Write out all of the data exactly as it appears.

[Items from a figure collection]
○ ○ ○ ○ ○ ○ ○
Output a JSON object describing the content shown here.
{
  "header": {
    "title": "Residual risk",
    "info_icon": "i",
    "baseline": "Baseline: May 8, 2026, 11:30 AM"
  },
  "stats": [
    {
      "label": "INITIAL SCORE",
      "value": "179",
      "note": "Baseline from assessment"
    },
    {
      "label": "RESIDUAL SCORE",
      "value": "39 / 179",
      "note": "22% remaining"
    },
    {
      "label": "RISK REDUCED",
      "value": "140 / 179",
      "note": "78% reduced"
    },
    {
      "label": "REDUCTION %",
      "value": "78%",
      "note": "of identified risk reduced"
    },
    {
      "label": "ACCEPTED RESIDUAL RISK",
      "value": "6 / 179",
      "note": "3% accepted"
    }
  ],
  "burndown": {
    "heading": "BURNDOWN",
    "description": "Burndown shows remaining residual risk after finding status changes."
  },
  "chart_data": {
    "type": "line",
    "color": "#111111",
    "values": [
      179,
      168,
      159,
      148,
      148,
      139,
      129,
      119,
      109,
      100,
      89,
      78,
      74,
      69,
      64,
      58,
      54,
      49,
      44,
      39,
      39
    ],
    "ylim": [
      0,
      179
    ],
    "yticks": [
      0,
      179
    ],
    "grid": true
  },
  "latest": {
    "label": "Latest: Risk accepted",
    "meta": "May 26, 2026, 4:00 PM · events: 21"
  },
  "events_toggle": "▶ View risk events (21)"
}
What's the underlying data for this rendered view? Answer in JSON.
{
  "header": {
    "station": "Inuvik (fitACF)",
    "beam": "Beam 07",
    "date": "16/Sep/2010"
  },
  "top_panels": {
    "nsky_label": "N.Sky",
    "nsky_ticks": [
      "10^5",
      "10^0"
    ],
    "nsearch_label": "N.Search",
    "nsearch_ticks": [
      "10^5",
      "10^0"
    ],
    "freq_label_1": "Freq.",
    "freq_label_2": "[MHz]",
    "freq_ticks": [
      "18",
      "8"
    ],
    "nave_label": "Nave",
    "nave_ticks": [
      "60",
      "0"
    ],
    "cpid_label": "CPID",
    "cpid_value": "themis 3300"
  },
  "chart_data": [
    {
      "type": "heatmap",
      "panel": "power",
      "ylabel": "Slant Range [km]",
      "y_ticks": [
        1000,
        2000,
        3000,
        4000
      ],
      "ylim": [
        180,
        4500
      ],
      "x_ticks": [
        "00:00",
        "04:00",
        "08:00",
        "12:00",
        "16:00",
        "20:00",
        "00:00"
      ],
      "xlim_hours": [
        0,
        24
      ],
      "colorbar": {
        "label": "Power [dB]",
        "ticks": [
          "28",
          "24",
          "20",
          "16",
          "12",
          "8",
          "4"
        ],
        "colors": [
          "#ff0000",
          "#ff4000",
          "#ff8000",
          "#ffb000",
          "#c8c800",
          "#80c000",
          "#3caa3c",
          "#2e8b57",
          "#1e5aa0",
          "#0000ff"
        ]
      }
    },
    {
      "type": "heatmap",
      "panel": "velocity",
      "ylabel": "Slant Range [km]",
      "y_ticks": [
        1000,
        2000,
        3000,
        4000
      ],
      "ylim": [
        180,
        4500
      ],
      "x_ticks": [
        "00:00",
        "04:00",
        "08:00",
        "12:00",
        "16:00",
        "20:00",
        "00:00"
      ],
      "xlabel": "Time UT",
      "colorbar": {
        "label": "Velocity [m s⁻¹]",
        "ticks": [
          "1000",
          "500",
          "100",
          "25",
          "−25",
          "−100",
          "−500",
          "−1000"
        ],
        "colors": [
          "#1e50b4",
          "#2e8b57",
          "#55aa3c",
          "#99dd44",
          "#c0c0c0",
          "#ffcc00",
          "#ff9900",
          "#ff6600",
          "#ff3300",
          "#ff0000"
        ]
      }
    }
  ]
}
○ ○ ○ ○ ○ ○ ○
EXERCISE OUTPUT -
Output a JSON object describing the content shown here.
{
  "header": {
    "title": "Residual risk",
    "info_icon": "i",
    "baseline": "Baseline: May 8, 2026, 11:30 AM"
  },
  "stats": [
    {
      "label": "INITIAL SCORE",
      "value": "179",
      "note": "Baseline from assessment"
    },
    {
      "label": "RESIDUAL SCORE",
      "value": "39 / 179",
      "note": "22% remaining"
    },
    {
      "label": "RISK REDUCED",
      "value": "140 / 179",
      "note": "78% reduced"
    },
    {
      "label": "REDUCTION %",
      "value": "78%",
      "note": "of identified risk reduced"
    },
    {
      "label": "ACCEPTED RESIDUAL RISK",
      "value": "6 / 179",
      "note": "3% accepted"
    }
  ],
  "burndown": {
    "heading": "BURNDOWN",
    "description": "Burndown shows remaining residual risk after finding status changes."
  },
  "chart_data": {
    "type": "line",
    "color": "#111111",
    "values": [
      179,
      168,
      159,
      148,
      148,
      139,
      129,
      119,
      109,
      100,
      89,
      78,
      74,
      69,
      64,
      58,
      54,
      49,
      44,
      39,
      39
    ],
    "ylim": [
      0,
      179
    ],
    "yticks": [
      0,
      179
    ],
    "grid": true
  },
  "latest": {
    "label": "Latest: Risk accepted",
    "meta": "May 26, 2026, 4:00 PM · events: 21"
  },
  "events_toggle": "▶ View risk events (21)"
}
What's the underlying data for this rendered view? Answer in JSON.
{
  "header": {
    "station": "Inuvik (fitACF)",
    "beam": "Beam 07",
    "date": "16/Sep/2010"
  },
  "top_panels": {
    "nsky_label": "N.Sky",
    "nsky_ticks": [
      "10^5",
      "10^0"
    ],
    "nsearch_label": "N.Search",
    "nsearch_ticks": [
      "10^5",
      "10^0"
    ],
    "freq_label_1": "Freq.",
    "freq_label_2": "[MHz]",
    "freq_ticks": [
      "18",
      "8"
    ],
    "nave_label": "Nave",
    "nave_ticks": [
      "60",
      "0"
    ],
    "cpid_label": "CPID",
    "cpid_value": "themis 3300"
  },
  "chart_data": [
    {
      "type": "heatmap",
      "panel": "power",
      "ylabel": "Slant Range [km]",
      "y_ticks": [
        1000,
        2000,
        3000,
        4000
      ],
      "ylim": [
        180,
        4500
      ],
      "x_ticks": [
        "00:00",
        "04:00",
        "08:00",
        "12:00",
        "16:00",
        "20:00",
        "00:00"
      ],
      "xlim_hours": [
        0,
        24
      ],
      "colorbar": {
        "label": "Power [dB]",
        "ticks": [
          "28",
          "24",
          "20",
          "16",
          "12",
          "8",
          "4"
        ],
        "colors": [
          "#ff0000",
          "#ff4000",
          "#ff8000",
          "#ffb000",
          "#c8c800",
          "#80c000",
          "#3caa3c",
          "#2e8b57",
          "#1e5aa0",
          "#0000ff"
        ]
      }
    },
    {
      "type": "heatmap",
      "panel": "velocity",
      "ylabel": "Slant Range [km]",
      "y_ticks": [
        1000,
        2000,
        3000,
        4000
      ],
      "ylim": [
        180,
        4500
      ],
      "x_ticks": [
        "00:00",
        "04:00",
        "08:00",
        "12:00",
        "16:00",
        "20:00",
        "00:00"
      ],
      "xlabel": "Time UT",
      "colorbar": {
        "label": "Velocity [m s⁻¹]",
        "ticks": [
          "1000",
          "500",
          "100",
          "25",
          "−25",
          "−100",
          "−500",
          "−1000"
        ],
        "colors": [
          "#1e50b4",
          "#2e8b57",
          "#55aa3c",
          "#99dd44",
          "#c0c0c0",
          "#ffcc00",
          "#ff9900",
          "#ff6600",
          "#ff3300",
          "#ff0000"
        ]
      }
    }
  ]
}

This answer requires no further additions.